Some records:

__________________________________________________

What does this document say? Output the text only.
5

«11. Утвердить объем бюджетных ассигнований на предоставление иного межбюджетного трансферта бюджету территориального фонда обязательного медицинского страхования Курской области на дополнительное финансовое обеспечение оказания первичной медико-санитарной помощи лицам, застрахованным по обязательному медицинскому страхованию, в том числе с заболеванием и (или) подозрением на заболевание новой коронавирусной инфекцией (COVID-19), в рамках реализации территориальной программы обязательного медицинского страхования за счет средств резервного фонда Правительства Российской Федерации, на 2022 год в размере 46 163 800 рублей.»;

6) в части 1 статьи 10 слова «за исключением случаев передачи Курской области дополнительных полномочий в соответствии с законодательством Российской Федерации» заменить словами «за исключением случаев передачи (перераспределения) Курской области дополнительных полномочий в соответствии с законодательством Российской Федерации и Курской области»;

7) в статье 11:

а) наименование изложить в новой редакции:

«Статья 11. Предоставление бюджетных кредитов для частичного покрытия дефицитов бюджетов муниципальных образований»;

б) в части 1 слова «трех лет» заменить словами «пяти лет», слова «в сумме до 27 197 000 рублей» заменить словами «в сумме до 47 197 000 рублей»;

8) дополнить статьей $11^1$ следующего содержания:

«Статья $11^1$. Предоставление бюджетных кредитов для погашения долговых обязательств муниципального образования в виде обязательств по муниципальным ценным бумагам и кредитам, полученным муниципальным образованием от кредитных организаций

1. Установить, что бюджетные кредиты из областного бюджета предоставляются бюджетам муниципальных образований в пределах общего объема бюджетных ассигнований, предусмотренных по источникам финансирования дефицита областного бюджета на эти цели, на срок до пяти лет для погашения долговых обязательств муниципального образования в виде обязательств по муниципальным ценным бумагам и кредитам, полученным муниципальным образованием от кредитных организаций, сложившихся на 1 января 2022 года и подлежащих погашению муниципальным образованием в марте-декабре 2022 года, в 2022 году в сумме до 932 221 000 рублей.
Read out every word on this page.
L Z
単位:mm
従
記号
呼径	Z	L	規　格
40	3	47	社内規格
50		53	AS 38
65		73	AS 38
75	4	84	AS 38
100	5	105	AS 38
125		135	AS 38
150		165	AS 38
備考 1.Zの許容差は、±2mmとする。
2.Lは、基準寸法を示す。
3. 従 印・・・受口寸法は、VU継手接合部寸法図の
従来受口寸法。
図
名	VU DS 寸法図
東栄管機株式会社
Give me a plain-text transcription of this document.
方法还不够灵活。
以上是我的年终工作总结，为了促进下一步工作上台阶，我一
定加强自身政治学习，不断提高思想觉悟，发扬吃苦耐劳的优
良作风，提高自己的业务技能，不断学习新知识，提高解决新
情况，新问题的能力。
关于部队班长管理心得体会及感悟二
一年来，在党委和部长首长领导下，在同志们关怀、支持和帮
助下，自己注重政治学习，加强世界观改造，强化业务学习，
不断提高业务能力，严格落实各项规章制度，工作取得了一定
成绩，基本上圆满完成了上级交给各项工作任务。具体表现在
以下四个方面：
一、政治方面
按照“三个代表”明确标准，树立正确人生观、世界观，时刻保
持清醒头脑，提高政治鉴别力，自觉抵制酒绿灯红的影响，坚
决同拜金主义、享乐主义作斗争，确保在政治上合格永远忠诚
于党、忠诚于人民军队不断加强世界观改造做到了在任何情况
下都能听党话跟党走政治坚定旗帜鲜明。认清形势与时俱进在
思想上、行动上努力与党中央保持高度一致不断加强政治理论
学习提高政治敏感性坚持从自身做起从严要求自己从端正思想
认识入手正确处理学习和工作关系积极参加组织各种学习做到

__________________________________________________

### What the task asks
Copy every line of the data that holds the string "Статья".

### Correct response
«Статья 11. Предоставление бюджетных кредитов для частичного покрытия дефицитов бюджетов муниципальных образований»;
«Статья $11^1$. Предоставление бюджетных кредитов для погашения долговых обязательств муниципального образования в виде обязательств по муниципальным ценным бумагам и кредитам, полученным муниципальным образованием от кредитных организаций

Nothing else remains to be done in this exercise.